··· RAW DATA

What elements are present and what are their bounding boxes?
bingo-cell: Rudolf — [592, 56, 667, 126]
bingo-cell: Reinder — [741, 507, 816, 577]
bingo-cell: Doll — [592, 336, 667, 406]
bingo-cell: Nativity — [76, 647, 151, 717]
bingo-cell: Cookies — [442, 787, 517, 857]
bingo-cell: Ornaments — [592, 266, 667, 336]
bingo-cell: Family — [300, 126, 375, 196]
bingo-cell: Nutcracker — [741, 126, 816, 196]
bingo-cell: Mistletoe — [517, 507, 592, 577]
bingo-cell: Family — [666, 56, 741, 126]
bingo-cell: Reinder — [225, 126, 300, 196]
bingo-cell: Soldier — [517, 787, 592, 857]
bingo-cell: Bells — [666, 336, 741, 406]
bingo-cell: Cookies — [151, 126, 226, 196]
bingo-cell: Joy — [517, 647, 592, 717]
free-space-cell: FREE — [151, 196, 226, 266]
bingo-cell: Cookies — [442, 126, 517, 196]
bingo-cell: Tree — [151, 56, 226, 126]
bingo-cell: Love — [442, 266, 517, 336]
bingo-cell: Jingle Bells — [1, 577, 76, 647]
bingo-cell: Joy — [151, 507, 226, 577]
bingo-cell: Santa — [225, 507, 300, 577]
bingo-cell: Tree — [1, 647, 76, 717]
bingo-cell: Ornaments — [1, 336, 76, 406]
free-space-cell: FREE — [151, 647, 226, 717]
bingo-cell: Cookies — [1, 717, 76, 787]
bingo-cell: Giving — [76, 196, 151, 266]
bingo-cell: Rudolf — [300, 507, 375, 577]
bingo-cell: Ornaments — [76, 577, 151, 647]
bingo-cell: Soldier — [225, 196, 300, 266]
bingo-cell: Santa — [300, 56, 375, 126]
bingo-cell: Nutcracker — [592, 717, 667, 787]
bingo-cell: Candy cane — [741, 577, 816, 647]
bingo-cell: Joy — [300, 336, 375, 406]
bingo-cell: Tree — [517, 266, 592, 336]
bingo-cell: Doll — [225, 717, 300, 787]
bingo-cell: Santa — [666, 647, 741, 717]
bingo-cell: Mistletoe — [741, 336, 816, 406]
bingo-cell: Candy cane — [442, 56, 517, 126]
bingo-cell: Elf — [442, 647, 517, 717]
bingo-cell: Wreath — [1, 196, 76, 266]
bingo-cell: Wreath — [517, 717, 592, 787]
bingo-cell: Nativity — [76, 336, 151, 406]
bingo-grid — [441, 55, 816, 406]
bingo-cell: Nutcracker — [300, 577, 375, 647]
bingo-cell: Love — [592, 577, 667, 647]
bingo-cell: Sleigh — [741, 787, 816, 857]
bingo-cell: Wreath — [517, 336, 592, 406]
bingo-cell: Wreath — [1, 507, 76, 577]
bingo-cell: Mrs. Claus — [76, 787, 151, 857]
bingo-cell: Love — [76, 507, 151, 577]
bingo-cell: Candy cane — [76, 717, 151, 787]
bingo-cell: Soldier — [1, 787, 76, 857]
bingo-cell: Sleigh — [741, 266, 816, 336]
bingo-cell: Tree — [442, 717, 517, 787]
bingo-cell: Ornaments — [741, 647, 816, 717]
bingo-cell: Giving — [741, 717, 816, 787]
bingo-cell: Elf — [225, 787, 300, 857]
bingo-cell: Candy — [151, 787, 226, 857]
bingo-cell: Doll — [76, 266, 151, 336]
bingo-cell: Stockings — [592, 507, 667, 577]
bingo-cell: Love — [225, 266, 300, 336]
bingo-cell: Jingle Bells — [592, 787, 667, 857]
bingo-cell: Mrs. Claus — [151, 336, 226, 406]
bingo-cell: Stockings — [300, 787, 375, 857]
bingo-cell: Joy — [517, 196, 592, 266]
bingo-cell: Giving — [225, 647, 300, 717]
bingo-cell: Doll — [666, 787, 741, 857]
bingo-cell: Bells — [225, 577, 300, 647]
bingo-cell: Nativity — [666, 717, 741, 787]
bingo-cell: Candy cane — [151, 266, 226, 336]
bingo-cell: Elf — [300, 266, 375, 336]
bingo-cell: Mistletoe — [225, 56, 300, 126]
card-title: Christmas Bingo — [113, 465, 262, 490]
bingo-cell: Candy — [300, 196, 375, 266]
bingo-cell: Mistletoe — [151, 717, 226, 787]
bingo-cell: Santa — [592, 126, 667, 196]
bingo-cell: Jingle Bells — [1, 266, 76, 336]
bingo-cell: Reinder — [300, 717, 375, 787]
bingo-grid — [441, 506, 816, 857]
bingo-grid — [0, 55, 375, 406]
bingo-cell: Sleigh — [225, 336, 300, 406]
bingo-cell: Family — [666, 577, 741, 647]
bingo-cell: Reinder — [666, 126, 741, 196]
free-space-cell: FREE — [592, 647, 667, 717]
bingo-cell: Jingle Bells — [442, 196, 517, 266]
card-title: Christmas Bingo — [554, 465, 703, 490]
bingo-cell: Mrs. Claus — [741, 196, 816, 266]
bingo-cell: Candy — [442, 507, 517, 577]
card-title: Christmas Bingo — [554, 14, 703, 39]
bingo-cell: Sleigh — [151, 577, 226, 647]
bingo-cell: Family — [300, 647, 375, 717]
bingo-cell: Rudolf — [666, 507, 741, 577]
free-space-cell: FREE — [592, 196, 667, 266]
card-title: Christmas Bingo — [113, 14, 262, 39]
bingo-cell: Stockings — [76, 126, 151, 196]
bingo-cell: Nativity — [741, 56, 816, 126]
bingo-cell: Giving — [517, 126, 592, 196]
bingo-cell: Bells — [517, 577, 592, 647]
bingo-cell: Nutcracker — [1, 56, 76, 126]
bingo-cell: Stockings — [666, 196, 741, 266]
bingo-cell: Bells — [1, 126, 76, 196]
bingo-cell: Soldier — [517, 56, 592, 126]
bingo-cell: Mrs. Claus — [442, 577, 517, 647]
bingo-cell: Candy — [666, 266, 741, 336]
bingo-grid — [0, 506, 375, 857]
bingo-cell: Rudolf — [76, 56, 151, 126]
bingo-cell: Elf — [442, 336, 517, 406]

······

EXERCISE DETAILS:
Can you repeat the listing above, from its first line through the line with "bingo-cell: Nutcracker — [741, 126, 816, 196]", substituting "Presents" for "Ornaments" and leaving everything else unchanged?

PROBLEM SOLUTION:
What elements are present and what are their bounding boxes?
bingo-cell: Rudolf — [592, 56, 667, 126]
bingo-cell: Reinder — [741, 507, 816, 577]
bingo-cell: Doll — [592, 336, 667, 406]
bingo-cell: Nativity — [76, 647, 151, 717]
bingo-cell: Cookies — [442, 787, 517, 857]
bingo-cell: Presents — [592, 266, 667, 336]
bingo-cell: Family — [300, 126, 375, 196]
bingo-cell: Nutcracker — [741, 126, 816, 196]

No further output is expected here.